Print the listing below in its entirety, character for character.

▼▼▼

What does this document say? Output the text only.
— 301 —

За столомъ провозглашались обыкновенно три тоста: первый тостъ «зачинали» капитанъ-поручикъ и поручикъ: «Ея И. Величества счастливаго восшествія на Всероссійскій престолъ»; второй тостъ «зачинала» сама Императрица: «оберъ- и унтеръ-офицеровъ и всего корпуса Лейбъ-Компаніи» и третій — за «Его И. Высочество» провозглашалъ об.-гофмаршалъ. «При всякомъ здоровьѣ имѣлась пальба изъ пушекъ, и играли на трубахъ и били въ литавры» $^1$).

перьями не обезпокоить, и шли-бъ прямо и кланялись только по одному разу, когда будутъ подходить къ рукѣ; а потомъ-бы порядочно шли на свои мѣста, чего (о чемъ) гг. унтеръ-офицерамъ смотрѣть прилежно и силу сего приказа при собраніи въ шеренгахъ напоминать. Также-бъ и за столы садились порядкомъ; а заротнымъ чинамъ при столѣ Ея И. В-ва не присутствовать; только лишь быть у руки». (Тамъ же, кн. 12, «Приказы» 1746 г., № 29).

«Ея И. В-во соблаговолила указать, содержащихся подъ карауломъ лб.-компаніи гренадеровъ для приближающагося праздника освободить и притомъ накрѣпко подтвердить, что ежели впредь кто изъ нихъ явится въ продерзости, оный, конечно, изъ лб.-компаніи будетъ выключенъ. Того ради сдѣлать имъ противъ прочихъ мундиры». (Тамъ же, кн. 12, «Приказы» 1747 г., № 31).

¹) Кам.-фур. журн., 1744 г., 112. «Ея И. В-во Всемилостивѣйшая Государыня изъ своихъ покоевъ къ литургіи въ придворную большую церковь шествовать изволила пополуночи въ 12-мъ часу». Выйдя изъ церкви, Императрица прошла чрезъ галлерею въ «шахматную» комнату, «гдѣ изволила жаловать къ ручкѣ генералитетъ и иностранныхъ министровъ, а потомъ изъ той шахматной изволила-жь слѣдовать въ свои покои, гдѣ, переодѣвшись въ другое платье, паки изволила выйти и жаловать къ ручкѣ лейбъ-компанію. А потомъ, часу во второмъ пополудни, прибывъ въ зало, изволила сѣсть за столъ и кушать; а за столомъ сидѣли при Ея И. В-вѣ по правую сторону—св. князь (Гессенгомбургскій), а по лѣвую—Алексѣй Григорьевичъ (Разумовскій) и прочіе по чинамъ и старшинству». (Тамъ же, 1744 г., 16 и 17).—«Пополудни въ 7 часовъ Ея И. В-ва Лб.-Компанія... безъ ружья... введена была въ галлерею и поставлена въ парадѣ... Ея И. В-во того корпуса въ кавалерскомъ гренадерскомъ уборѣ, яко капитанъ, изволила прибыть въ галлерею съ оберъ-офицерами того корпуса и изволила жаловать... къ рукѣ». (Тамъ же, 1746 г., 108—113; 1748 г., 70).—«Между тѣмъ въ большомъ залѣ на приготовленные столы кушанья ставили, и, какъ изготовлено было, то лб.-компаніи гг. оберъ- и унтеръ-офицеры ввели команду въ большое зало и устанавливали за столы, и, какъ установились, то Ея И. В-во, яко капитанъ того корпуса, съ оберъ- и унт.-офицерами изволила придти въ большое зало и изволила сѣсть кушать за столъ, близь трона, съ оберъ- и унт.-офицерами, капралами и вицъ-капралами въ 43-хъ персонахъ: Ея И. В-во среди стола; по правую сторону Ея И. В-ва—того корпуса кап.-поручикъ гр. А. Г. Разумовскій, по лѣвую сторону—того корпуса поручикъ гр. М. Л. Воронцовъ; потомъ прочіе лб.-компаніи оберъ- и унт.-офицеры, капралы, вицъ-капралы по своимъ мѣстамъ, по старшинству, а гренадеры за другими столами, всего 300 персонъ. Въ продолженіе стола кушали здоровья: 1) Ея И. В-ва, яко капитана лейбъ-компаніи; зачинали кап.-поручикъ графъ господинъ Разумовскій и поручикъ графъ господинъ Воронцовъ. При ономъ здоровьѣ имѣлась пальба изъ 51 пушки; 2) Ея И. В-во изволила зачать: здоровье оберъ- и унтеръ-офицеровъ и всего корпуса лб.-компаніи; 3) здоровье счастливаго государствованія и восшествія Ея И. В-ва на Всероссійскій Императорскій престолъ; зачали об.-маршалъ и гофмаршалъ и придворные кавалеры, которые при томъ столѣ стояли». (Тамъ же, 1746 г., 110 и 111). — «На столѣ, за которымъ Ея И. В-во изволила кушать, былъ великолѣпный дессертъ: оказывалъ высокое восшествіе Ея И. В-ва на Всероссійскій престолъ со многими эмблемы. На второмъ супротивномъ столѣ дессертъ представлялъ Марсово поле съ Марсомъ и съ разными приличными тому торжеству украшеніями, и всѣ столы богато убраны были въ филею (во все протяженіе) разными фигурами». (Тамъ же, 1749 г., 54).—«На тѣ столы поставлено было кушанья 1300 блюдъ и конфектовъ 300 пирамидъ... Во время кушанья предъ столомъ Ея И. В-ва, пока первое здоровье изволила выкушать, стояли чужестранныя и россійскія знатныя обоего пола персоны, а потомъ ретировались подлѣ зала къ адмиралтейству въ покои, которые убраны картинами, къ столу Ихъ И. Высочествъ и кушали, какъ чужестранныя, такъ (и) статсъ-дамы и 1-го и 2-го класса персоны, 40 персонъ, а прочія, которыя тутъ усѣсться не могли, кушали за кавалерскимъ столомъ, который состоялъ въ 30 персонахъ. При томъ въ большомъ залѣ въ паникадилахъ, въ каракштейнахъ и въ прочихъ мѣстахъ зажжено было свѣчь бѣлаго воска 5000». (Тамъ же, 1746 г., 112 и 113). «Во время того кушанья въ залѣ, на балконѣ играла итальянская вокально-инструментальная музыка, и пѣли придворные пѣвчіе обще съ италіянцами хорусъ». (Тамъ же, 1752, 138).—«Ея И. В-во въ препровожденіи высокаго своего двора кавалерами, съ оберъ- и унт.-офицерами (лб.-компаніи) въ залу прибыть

▲▲▲

Solution to this task
What does this document say? Output the text only.
— 301 —

За столомъ провозглашались обыкновенно три тоста: первый тостъ «зачинали» капитанъ-поручикъ и поручикъ: «Ея И. Величества счастливаго восшествія на Всероссійскій престолъ»; второй тостъ «зачинала» сама Императрица: «оберъ- и унтеръ-офицеровъ и всего корпуса Лейбъ-Компаніи» и третій — за «Его И. Высочество» провозглашалъ об.-гофмаршалъ. «При всякомъ здоровьѣ имѣлась пальба изъ пушекъ, и играли на трубахъ и били въ литавры» $^1$).

перьями не обезпокоить, и шли-бъ прямо и кланялись только по одному разу, когда будутъ подходить къ рукѣ; а потомъ-бы порядочно шли на свои мѣста, чего (о чемъ) гг. унтеръ-офицерамъ смотрѣть прилежно и силу сего приказа при собраніи въ шеренгахъ напоминать. Также-бъ и за столы садились порядкомъ; а заротнымъ чинамъ при столѣ Ея И. В-ва не присутствовать; только лишь быть у руки». (Тамъ же, кн. 12, «Приказы» 1746 г., № 29).

«Ея И. В-во соблаговолила указать, содержащихся подъ карауломъ лб.-компаніи гренадеровъ для приближающагося праздника освободить и притомъ накрѣпко подтвердить, что ежели впредь кто изъ нихъ явится въ продерзости, оный, конечно, изъ лб.-компаніи будетъ выключенъ. Того ради сдѣлать имъ противъ прочихъ мундиры». (Тамъ же, кн. 12, «Приказы» 1747 г., № 31).

¹) Кам.-фур. журн., 1744 г., 112. «Ея И. В-во Всемилостивѣйшая Государыня изъ своихъ покоевъ къ литургіи въ придворную большую церковь шествовать изволила пополуночи въ 12-мъ часу». Выйдя изъ церкви, Императрица прошла чрезъ галлерею въ «шахматную» комнату, «гдѣ изволила жаловать къ ручкѣ генералитетъ и иностранныхъ министровъ, а потомъ изъ той шахматной изволила-жь слѣдовать въ свои покои, гдѣ, переодѣвшись въ другое платье, паки изволила выйти и жаловать къ ручкѣ лейбъ-компанію. А потомъ, часу во второмъ пополудни, прибывъ въ зало, изволила сѣсть за столъ и кушать; а за столомъ сидѣли при Ея И. В-вѣ по правую сторону—св. князь (Гессенгомбургскій), а по лѣвую—Алексѣй Григорьевичъ (Разумовскій) и прочіе по чинамъ и старшинству». (Тамъ же, 1744 г., 16 и 17).—«Пополудни въ 7 часовъ Ея И. В-ва Лб.-Компанія... безъ ружья... введена была въ галлерею и поставлена въ парадѣ... Ея И. В-во того корпуса въ кавалерскомъ гренадерскомъ уборѣ, яко капитанъ, изволила прибыть въ галлерею съ оберъ-офицерами того корпуса и изволила жаловать... къ рукѣ». (Тамъ же, 1746 г., 108—113; 1748 г., 70).—«Между тѣмъ въ большомъ залѣ на приготовленные столы кушанья ставили, и, какъ изготовлено было, то лб.-компаніи гг. оберъ- и унтеръ-офицеры ввели команду въ большое зало и устанавливали за столы, и, какъ установились, то Ея И. В-во, яко капитанъ того корпуса, съ оберъ- и унт.-офицерами изволила придти въ большое зало и изволила сѣсть кушать за столъ, близь трона, съ оберъ- и унт.-офицерами, капралами и вицъ-капралами въ 43-хъ персонахъ: Ея И. В-во среди стола; по правую сторону Ея И. В-ва—того корпуса кап.-поручикъ гр. А. Г. Разумовскій, по лѣвую сторону—того корпуса поручикъ гр. М. Л. Воронцовъ; потомъ прочіе лб.-компаніи оберъ- и унт.-офицеры, капралы, вицъ-капралы по своимъ мѣстамъ, по старшинству, а гренадеры за другими столами, всего 300 персонъ. Въ продолженіе стола кушали здоровья: 1) Ея И. В-ва, яко капитана лейбъ-компаніи; зачинали кап.-поручикъ графъ господинъ Разумовскій и поручикъ графъ господинъ Воронцовъ. При ономъ здоровьѣ имѣлась пальба изъ 51 пушки; 2) Ея И. В-во изволила зачать: здоровье оберъ- и унтеръ-офицеровъ и всего корпуса лб.-компаніи; 3) здоровье счастливаго государствованія и восшествія Ея И. В-ва на Всероссійскій Императорскій престолъ; зачали об.-маршалъ и гофмаршалъ и придворные кавалеры, которые при томъ столѣ стояли». (Тамъ же, 1746 г., 110 и 111). — «На столѣ, за которымъ Ея И. В-во изволила кушать, былъ великолѣпный дессертъ: оказывалъ высокое восшествіе Ея И. В-ва на Всероссійскій престолъ со многими эмблемы. На второмъ супротивномъ столѣ дессертъ представлялъ Марсово поле съ Марсомъ и съ разными приличными тому торжеству украшеніями, и всѣ столы богато убраны были въ филею (во все протяженіе) разными фигурами». (Тамъ же, 1749 г., 54).—«На тѣ столы поставлено было кушанья 1300 блюдъ и конфектовъ 300 пирамидъ... Во время кушанья предъ столомъ Ея И. В-ва, пока первое здоровье изволила выкушать, стояли чужестранныя и россійскія знатныя обоего пола персоны, а потомъ ретировались подлѣ зала къ адмиралтейству въ покои, которые убраны картинами, къ столу Ихъ И. Высочествъ и кушали, какъ чужестранныя, такъ (и) статсъ-дамы и 1-го и 2-го класса персоны, 40 персонъ, а прочія, которыя тутъ усѣсться не могли, кушали за кавалерскимъ столомъ, который состоялъ въ 30 персонахъ. При томъ въ большомъ залѣ въ паникадилахъ, въ каракштейнахъ и въ прочихъ мѣстахъ зажжено было свѣчь бѣлаго воска 5000». (Тамъ же, 1746 г., 112 и 113). «Во время того кушанья въ залѣ, на балконѣ играла итальянская вокально-инструментальная музыка, и пѣли придворные пѣвчіе обще съ италіянцами хорусъ». (Тамъ же, 1752, 138).—«Ея И. В-во въ препровожденіи высокаго своего двора кавалерами, съ оберъ- и унт.-офицерами (лб.-компаніи) въ залу прибыть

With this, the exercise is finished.